*Stored data:*
******

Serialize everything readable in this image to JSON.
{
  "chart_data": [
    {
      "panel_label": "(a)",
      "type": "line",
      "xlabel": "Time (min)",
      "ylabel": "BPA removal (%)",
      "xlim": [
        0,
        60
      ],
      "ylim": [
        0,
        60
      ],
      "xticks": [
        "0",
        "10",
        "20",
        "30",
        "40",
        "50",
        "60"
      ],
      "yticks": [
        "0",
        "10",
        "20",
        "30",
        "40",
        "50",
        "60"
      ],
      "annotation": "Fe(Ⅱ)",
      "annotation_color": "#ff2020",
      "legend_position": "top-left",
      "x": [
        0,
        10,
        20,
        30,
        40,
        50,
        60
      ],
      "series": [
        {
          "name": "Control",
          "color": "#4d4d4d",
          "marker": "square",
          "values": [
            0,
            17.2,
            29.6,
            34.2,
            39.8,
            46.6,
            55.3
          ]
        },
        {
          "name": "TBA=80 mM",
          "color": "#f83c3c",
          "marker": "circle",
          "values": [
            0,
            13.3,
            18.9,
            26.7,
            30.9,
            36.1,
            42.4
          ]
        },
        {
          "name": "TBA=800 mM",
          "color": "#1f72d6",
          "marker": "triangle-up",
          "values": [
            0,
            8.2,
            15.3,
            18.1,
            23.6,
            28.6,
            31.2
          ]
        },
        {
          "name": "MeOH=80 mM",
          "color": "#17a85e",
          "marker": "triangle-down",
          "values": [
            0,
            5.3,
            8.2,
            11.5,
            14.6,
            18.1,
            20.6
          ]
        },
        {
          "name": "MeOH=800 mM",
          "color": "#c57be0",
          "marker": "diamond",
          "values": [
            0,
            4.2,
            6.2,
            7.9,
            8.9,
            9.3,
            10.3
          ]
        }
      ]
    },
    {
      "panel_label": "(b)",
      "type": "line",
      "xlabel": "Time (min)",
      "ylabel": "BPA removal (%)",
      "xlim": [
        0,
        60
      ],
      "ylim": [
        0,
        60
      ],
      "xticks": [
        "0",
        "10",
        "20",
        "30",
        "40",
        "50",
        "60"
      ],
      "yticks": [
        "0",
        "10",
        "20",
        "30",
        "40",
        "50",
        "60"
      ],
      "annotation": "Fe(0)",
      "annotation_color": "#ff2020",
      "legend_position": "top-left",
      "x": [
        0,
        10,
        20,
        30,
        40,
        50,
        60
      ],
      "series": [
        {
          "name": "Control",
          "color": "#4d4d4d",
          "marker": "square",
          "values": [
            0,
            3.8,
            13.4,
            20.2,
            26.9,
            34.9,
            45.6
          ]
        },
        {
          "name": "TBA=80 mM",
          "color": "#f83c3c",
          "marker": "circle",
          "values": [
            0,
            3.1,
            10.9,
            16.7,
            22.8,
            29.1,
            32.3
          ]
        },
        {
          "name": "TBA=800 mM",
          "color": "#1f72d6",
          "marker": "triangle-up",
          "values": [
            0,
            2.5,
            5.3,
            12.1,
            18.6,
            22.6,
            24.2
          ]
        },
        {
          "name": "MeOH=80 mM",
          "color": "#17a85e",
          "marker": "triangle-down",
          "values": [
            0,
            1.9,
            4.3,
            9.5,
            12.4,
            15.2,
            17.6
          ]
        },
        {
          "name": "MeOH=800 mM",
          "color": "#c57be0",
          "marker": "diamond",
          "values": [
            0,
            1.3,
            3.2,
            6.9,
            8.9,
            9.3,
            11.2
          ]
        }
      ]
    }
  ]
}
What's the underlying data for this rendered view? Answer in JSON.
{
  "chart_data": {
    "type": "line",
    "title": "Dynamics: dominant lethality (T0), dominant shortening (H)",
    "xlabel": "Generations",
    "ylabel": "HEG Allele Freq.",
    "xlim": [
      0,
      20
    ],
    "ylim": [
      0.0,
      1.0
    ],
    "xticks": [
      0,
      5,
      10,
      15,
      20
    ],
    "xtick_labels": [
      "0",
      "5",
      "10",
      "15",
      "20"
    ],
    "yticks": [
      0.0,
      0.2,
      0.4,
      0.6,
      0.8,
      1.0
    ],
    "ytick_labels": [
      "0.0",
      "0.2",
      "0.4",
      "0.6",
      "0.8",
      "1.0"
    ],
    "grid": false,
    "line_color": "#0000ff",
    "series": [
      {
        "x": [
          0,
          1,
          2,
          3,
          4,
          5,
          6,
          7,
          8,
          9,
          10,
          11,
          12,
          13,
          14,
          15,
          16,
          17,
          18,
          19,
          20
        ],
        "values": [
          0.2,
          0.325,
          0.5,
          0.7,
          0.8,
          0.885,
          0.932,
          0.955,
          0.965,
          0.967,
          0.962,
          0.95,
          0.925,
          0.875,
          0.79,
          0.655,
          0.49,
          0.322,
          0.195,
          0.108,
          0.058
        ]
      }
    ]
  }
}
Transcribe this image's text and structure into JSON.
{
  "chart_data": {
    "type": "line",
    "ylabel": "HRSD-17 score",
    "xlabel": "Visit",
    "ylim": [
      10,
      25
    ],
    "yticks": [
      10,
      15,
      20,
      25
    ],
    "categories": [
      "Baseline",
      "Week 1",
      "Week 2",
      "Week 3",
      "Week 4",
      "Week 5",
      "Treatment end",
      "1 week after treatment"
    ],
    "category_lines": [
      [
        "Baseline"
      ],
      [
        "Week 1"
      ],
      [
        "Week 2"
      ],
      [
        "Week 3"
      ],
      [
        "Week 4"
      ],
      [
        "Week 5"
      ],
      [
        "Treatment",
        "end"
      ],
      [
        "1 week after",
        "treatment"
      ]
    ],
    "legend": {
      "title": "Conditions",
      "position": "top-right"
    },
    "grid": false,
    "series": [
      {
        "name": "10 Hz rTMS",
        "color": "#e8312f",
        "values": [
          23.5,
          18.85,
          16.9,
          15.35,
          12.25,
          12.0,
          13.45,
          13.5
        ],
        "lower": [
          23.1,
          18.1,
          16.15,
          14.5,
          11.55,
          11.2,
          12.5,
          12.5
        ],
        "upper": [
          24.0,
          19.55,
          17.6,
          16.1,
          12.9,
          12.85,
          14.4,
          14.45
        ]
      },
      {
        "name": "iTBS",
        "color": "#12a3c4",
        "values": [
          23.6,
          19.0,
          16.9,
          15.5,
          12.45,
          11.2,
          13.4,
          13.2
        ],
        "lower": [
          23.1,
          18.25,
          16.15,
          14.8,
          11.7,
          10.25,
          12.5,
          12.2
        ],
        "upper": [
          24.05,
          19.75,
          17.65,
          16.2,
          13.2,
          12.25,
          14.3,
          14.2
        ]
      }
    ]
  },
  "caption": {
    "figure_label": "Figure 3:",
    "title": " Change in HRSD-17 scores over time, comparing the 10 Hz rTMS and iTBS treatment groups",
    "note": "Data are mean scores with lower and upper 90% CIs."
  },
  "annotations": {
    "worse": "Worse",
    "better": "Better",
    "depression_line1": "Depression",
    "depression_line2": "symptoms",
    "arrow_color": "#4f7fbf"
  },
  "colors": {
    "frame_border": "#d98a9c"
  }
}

******

*Given exercise:*
Quote the data in full, keeping each word unchanged.

*Task output:*
Serialize everything readable in this image to JSON.
{
  "chart_data": [
    {
      "panel_label": "(a)",
      "type": "line",
      "xlabel": "Time (min)",
      "ylabel": "BPA removal (%)",
      "xlim": [
        0,
        60
      ],
      "ylim": [
        0,
        60
      ],
      "xticks": [
        "0",
        "10",
        "20",
        "30",
        "40",
        "50",
        "60"
      ],
      "yticks": [
        "0",
        "10",
        "20",
        "30",
        "40",
        "50",
        "60"
      ],
      "annotation": "Fe(Ⅱ)",
      "annotation_color": "#ff2020",
      "legend_position": "top-left",
      "x": [
        0,
        10,
        20,
        30,
        40,
        50,
        60
      ],
      "series": [
        {
          "name": "Control",
          "color": "#4d4d4d",
          "marker": "square",
          "values": [
            0,
            17.2,
            29.6,
            34.2,
            39.8,
            46.6,
            55.3
          ]
        },
        {
          "name": "TBA=80 mM",
          "color": "#f83c3c",
          "marker": "circle",
          "values": [
            0,
            13.3,
            18.9,
            26.7,
            30.9,
            36.1,
            42.4
          ]
        },
        {
          "name": "TBA=800 mM",
          "color": "#1f72d6",
          "marker": "triangle-up",
          "values": [
            0,
            8.2,
            15.3,
            18.1,
            23.6,
            28.6,
            31.2
          ]
        },
        {
          "name": "MeOH=80 mM",
          "color": "#17a85e",
          "marker": "triangle-down",
          "values": [
            0,
            5.3,
            8.2,
            11.5,
            14.6,
            18.1,
            20.6
          ]
        },
        {
          "name": "MeOH=800 mM",
          "color": "#c57be0",
          "marker": "diamond",
          "values": [
            0,
            4.2,
            6.2,
            7.9,
            8.9,
            9.3,
            10.3
          ]
        }
      ]
    },
    {
      "panel_label": "(b)",
      "type": "line",
      "xlabel": "Time (min)",
      "ylabel": "BPA removal (%)",
      "xlim": [
        0,
        60
      ],
      "ylim": [
        0,
        60
      ],
      "xticks": [
        "0",
        "10",
        "20",
        "30",
        "40",
        "50",
        "60"
      ],
      "yticks": [
        "0",
        "10",
        "20",
        "30",
        "40",
        "50",
        "60"
      ],
      "annotation": "Fe(0)",
      "annotation_color": "#ff2020",
      "legend_position": "top-left",
      "x": [
        0,
        10,
        20,
        30,
        40,
        50,
        60
      ],
      "series": [
        {
          "name": "Control",
          "color": "#4d4d4d",
          "marker": "square",
          "values": [
            0,
            3.8,
            13.4,
            20.2,
            26.9,
            34.9,
            45.6
          ]
        },
        {
          "name": "TBA=80 mM",
          "color": "#f83c3c",
          "marker": "circle",
          "values": [
            0,
            3.1,
            10.9,
            16.7,
            22.8,
            29.1,
            32.3
          ]
        },
        {
          "name": "TBA=800 mM",
          "color": "#1f72d6",
          "marker": "triangle-up",
          "values": [
            0,
            2.5,
            5.3,
            12.1,
            18.6,
            22.6,
            24.2
          ]
        },
        {
          "name": "MeOH=80 mM",
          "color": "#17a85e",
          "marker": "triangle-down",
          "values": [
            0,
            1.9,
            4.3,
            9.5,
            12.4,
            15.2,
            17.6
          ]
        },
        {
          "name": "MeOH=800 mM",
          "color": "#c57be0",
          "marker": "diamond",
          "values": [
            0,
            1.3,
            3.2,
            6.9,
            8.9,
            9.3,
            11.2
          ]
        }
      ]
    }
  ]
}
What's the underlying data for this rendered view? Answer in JSON.
{
  "chart_data": {
    "type": "line",
    "title": "Dynamics: dominant lethality (T0), dominant shortening (H)",
    "xlabel": "Generations",
    "ylabel": "HEG Allele Freq.",
    "xlim": [
      0,
      20
    ],
    "ylim": [
      0.0,
      1.0
    ],
    "xticks": [
      0,
      5,
      10,
      15,
      20
    ],
    "xtick_labels": [
      "0",
      "5",
      "10",
      "15",
      "20"
    ],
    "yticks": [
      0.0,
      0.2,
      0.4,
      0.6,
      0.8,
      1.0
    ],
    "ytick_labels": [
      "0.0",
      "0.2",
      "0.4",
      "0.6",
      "0.8",
      "1.0"
    ],
    "grid": false,
    "line_color": "#0000ff",
    "series": [
      {
        "x": [
          0,
          1,
          2,
          3,
          4,
          5,
          6,
          7,
          8,
          9,
          10,
          11,
          12,
          13,
          14,
          15,
          16,
          17,
          18,
          19,
          20
        ],
        "values": [
          0.2,
          0.325,
          0.5,
          0.7,
          0.8,
          0.885,
          0.932,
          0.955,
          0.965,
          0.967,
          0.962,
          0.95,
          0.925,
          0.875,
          0.79,
          0.655,
          0.49,
          0.322,
          0.195,
          0.108,
          0.058
        ]
      }
    ]
  }
}
Transcribe this image's text and structure into JSON.
{
  "chart_data": {
    "type": "line",
    "ylabel": "HRSD-17 score",
    "xlabel": "Visit",
    "ylim": [
      10,
      25
    ],
    "yticks": [
      10,
      15,
      20,
      25
    ],
    "categories": [
      "Baseline",
      "Week 1",
      "Week 2",
      "Week 3",
      "Week 4",
      "Week 5",
      "Treatment end",
      "1 week after treatment"
    ],
    "category_lines": [
      [
        "Baseline"
      ],
      [
        "Week 1"
      ],
      [
        "Week 2"
      ],
      [
        "Week 3"
      ],
      [
        "Week 4"
      ],
      [
        "Week 5"
      ],
      [
        "Treatment",
        "end"
      ],
      [
        "1 week after",
        "treatment"
      ]
    ],
    "legend": {
      "title": "Conditions",
      "position": "top-right"
    },
    "grid": false,
    "series": [
      {
        "name": "10 Hz rTMS",
        "color": "#e8312f",
        "values": [
          23.5,
          18.85,
          16.9,
          15.35,
          12.25,
          12.0,
          13.45,
          13.5
        ],
        "lower": [
          23.1,
          18.1,
          16.15,
          14.5,
          11.55,
          11.2,
          12.5,
          12.5
        ],
        "upper": [
          24.0,
          19.55,
          17.6,
          16.1,
          12.9,
          12.85,
          14.4,
          14.45
        ]
      },
      {
        "name": "iTBS",
        "color": "#12a3c4",
        "values": [
          23.6,
          19.0,
          16.9,
          15.5,
          12.45,
          11.2,
          13.4,
          13.2
        ],
        "lower": [
          23.1,
          18.25,
          16.15,
          14.8,
          11.7,
          10.25,
          12.5,
          12.2
        ],
        "upper": [
          24.05,
          19.75,
          17.65,
          16.2,
          13.2,
          12.25,
          14.3,
          14.2
        ]
      }
    ]
  },
  "caption": {
    "figure_label": "Figure 3:",
    "title": " Change in HRSD-17 scores over time, comparing the 10 Hz rTMS and iTBS treatment groups",
    "note": "Data are mean scores with lower and upper 90% CIs."
  },
  "annotations": {
    "worse": "Worse",
    "better": "Better",
    "depression_line1": "Depression",
    "depression_line2": "symptoms",
    "arrow_color": "#4f7fbf"
  },
  "colors": {
    "frame_border": "#d98a9c"
  }
}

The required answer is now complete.